Exercise prompt ▸ Print every entry word for word, but omit the pictures.

Dataset items
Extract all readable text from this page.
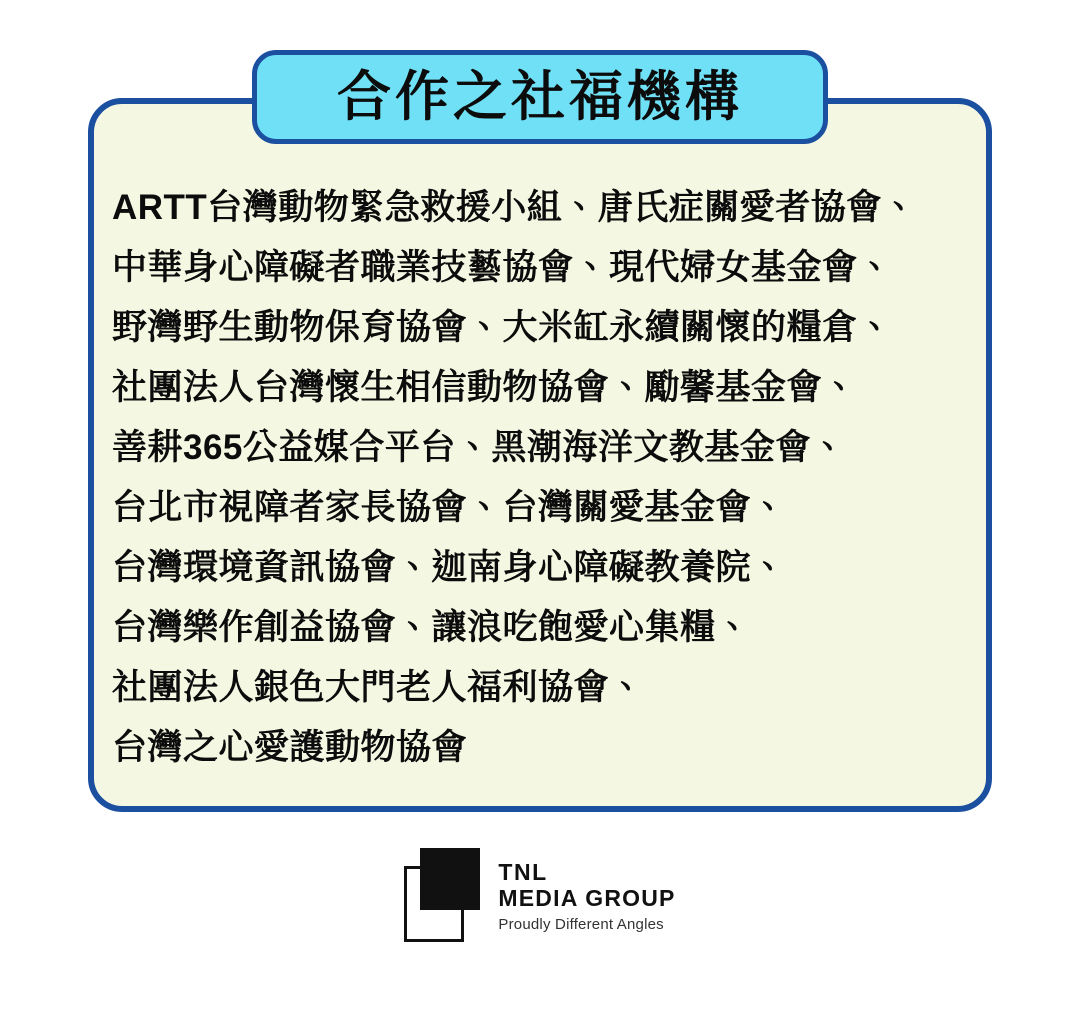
合作之社福機構
ARTT台灣動物緊急救援小組、唐氏症關愛者協會、
中華身心障礙者職業技藝協會、現代婦女基金會、
野灣野生動物保育協會、大米缸永續關懷的糧倉、
社團法人台灣懷生相信動物協會、勵馨基金會、
善耕365公益媒合平台、黑潮海洋文教基金會、
台北市視障者家長協會、台灣關愛基金會、
台灣環境資訊協會、迦南身心障礙教養院、
台灣樂作創益協會、讓浪吃飽愛心集糧、
社團法人銀色大門老人福利協會、
台灣之心愛護動物協會
TNL
MEDIA GROUP
Proudly Different Angles
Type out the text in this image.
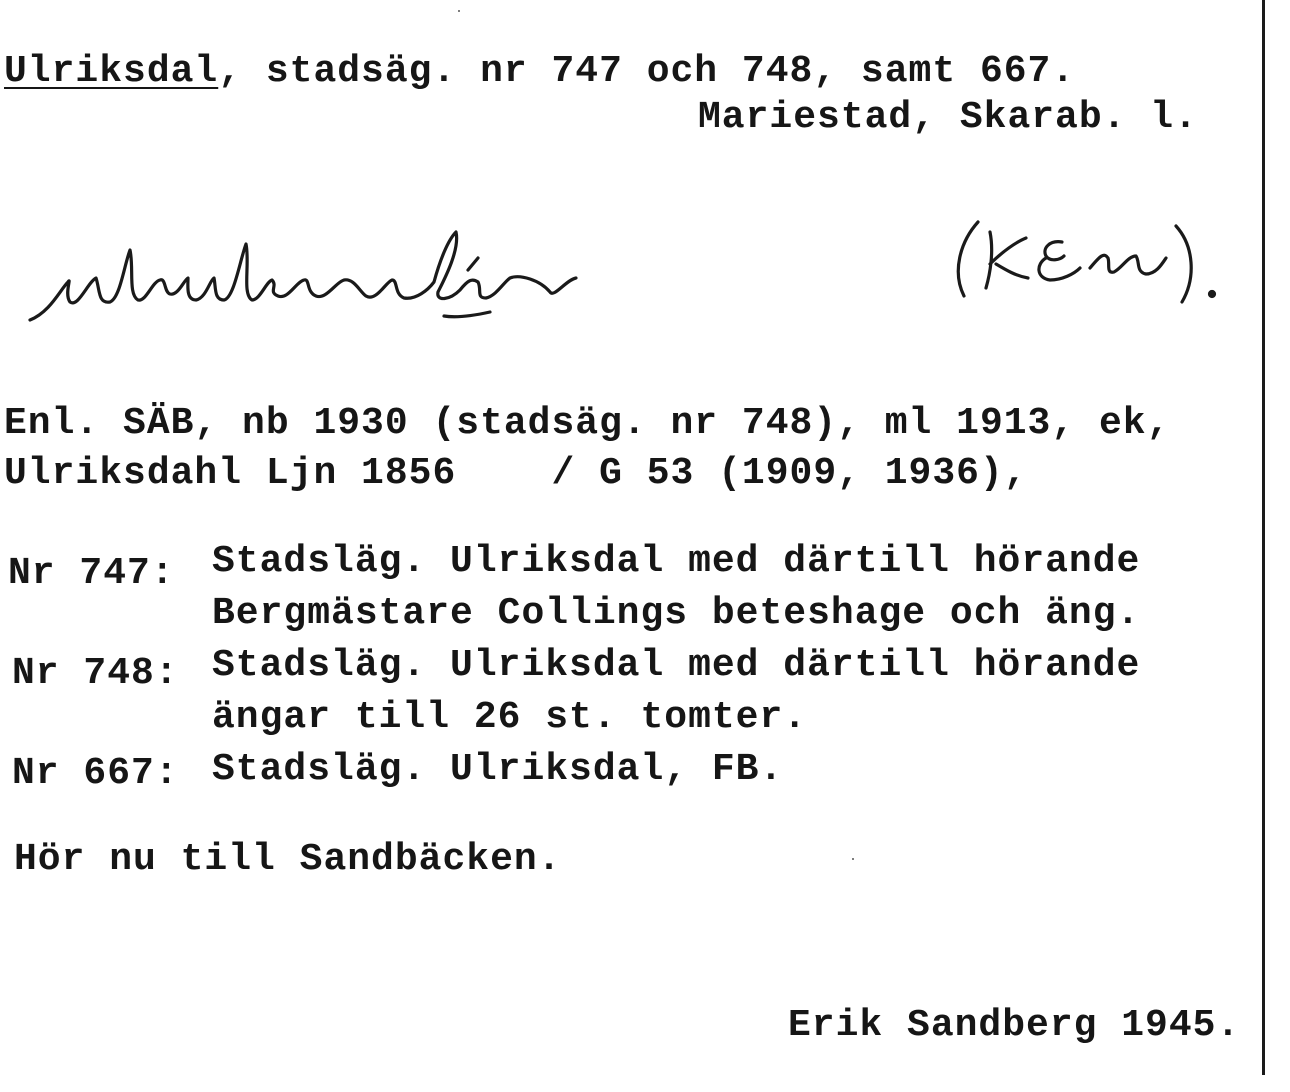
Ulriksdal, stadsäg. nr 747 och 748, samt 667.
Mariestad, Skarab. l.
Enl. SÄB, nb 1930 (stadsäg. nr 748), ml 1913, ek,
Ulriksdahl Ljn 1856    / G 53 (1909, 1936),
Nr 747: Stadsläg. Ulriksdal med därtill hörande
Bergmästare Collings beteshage och äng.
Nr 748: Stadsläg. Ulriksdal med därtill hörande
ängar till 26 st. tomter.
Nr 667: Stadsläg. Ulriksdal, FB.
Hör nu till Sandbäcken.
Erik Sandberg 1945.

Result ▸
Extract all readable text from this page.
合作之社福機構
ARTT台灣動物緊急救援小組、唐氏症關愛者協會、
中華身心障礙者職業技藝協會、現代婦女基金會、
野灣野生動物保育協會、大米缸永續關懷的糧倉、
社團法人台灣懷生相信動物協會、勵馨基金會、
善耕365公益媒合平台、黑潮海洋文教基金會、
台北市視障者家長協會、台灣關愛基金會、
台灣環境資訊協會、迦南身心障礙教養院、
台灣樂作創益協會、讓浪吃飽愛心集糧、
社團法人銀色大門老人福利協會、
台灣之心愛護動物協會
TNL
MEDIA GROUP
Proudly Different Angles
Type out the text in this image.
Ulriksdal, stadsäg. nr 747 och 748, samt 667.
Mariestad, Skarab. l.
Enl. SÄB, nb 1930 (stadsäg. nr 748), ml 1913, ek,
Ulriksdahl Ljn 1856    / G 53 (1909, 1936),
Nr 747: Stadsläg. Ulriksdal med därtill hörande
Bergmästare Collings beteshage och äng.
Nr 748: Stadsläg. Ulriksdal med därtill hörande
ängar till 26 st. tomter.
Nr 667: Stadsläg. Ulriksdal, FB.
Hör nu till Sandbäcken.
Erik Sandberg 1945.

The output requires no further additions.